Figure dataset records
☆ ☆ ☆ ☆
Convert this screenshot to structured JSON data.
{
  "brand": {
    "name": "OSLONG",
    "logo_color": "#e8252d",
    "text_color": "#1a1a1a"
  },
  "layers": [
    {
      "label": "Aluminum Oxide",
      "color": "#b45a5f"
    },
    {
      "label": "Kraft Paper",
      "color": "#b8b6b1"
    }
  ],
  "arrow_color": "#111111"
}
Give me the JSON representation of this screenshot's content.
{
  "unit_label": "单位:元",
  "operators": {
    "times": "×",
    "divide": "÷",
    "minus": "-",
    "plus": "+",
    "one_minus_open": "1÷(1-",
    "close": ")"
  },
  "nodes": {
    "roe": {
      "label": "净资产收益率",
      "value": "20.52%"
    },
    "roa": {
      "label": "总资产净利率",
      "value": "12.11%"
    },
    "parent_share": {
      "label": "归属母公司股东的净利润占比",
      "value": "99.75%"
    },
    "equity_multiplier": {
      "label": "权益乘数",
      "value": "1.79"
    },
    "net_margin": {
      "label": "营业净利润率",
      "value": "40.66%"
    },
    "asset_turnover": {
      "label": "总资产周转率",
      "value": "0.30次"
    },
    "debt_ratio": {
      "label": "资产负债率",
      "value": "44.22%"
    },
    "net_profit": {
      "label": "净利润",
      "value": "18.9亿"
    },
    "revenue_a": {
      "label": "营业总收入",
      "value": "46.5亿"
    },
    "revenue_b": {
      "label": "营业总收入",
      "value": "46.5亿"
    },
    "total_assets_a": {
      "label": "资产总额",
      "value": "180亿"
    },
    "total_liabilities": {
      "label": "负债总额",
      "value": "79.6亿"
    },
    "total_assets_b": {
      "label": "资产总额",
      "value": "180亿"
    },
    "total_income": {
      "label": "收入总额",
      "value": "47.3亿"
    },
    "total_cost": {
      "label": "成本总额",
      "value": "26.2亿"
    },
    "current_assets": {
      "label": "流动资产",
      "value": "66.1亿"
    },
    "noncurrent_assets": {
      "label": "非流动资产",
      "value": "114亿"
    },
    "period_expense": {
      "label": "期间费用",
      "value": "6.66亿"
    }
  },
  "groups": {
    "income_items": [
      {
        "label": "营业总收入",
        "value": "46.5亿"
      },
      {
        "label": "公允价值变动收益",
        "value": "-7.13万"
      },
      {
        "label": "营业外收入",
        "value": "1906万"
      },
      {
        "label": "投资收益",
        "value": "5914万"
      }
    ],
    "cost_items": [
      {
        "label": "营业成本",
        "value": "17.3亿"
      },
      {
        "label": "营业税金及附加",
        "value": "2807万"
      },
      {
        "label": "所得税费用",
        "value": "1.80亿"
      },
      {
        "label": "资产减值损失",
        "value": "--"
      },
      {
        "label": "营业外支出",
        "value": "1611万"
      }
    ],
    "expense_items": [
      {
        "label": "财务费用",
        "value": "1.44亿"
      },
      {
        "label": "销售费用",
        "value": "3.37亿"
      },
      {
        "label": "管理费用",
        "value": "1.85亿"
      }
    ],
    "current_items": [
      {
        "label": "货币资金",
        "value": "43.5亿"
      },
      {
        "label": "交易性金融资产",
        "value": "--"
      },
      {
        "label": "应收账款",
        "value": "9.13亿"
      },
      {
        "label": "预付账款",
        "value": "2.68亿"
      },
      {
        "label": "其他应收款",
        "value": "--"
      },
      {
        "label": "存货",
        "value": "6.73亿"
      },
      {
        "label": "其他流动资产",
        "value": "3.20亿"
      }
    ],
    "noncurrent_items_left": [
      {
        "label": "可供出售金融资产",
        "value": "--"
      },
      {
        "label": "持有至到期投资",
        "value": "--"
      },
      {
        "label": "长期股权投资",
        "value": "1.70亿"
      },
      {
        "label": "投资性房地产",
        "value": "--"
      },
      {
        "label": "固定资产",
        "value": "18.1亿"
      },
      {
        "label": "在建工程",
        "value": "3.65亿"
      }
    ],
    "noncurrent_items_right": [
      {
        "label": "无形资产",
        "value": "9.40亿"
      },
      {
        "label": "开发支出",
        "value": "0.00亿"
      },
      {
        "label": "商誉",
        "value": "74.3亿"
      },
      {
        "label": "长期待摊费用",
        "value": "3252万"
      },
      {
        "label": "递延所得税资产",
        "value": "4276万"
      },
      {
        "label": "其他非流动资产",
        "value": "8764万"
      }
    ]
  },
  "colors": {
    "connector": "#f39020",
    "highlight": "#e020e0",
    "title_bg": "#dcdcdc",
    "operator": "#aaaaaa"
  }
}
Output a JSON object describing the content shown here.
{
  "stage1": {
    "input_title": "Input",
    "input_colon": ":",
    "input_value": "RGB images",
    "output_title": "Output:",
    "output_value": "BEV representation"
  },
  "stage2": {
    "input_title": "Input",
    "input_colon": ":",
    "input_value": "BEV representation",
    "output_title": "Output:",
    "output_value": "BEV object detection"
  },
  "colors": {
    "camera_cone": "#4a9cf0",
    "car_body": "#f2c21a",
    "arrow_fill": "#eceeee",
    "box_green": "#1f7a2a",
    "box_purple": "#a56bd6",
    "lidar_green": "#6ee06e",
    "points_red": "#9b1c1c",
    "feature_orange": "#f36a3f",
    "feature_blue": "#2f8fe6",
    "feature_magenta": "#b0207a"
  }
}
☆ ☆ ☆ ☆
Short problem: From the data above, copy each line that holds "object".

Written response:
Output a JSON object describing the content shown here.
    "output_value": "BEV object detection"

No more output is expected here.